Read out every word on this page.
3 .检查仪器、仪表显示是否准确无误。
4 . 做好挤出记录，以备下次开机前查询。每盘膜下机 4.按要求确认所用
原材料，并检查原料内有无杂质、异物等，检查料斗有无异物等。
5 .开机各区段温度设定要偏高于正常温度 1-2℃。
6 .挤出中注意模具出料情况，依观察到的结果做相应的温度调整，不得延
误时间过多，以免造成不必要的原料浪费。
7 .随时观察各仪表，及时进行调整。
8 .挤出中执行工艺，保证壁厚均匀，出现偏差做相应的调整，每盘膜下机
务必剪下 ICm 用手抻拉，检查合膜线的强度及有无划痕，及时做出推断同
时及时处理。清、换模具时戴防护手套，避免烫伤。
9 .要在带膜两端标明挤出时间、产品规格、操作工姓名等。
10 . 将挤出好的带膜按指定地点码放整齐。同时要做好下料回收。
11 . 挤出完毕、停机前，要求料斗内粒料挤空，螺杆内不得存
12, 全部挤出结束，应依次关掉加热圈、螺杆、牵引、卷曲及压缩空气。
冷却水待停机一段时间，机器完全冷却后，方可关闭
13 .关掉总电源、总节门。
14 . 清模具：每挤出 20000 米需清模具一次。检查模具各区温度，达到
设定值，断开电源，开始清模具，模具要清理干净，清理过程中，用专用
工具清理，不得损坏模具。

_____

**Requirement**. Write the material out exactly, with nothing left out.

**Task solution**.
Read out every word on this page.
3 .检查仪器、仪表显示是否准确无误。
4 . 做好挤出记录，以备下次开机前查询。每盘膜下机 4.按要求确认所用
原材料，并检查原料内有无杂质、异物等，检查料斗有无异物等。
5 .开机各区段温度设定要偏高于正常温度 1-2℃。
6 .挤出中注意模具出料情况，依观察到的结果做相应的温度调整，不得延
误时间过多，以免造成不必要的原料浪费。
7 .随时观察各仪表，及时进行调整。
8 .挤出中执行工艺，保证壁厚均匀，出现偏差做相应的调整，每盘膜下机
务必剪下 ICm 用手抻拉，检查合膜线的强度及有无划痕，及时做出推断同
时及时处理。清、换模具时戴防护手套，避免烫伤。
9 .要在带膜两端标明挤出时间、产品规格、操作工姓名等。
10 . 将挤出好的带膜按指定地点码放整齐。同时要做好下料回收。
11 . 挤出完毕、停机前，要求料斗内粒料挤空，螺杆内不得存
12, 全部挤出结束，应依次关掉加热圈、螺杆、牵引、卷曲及压缩空气。
冷却水待停机一段时间，机器完全冷却后，方可关闭
13 .关掉总电源、总节门。
14 . 清模具：每挤出 20000 米需清模具一次。检查模具各区温度，达到
设定值，断开电源，开始清模具，模具要清理干净，清理过程中，用专用
工具清理，不得损坏模具。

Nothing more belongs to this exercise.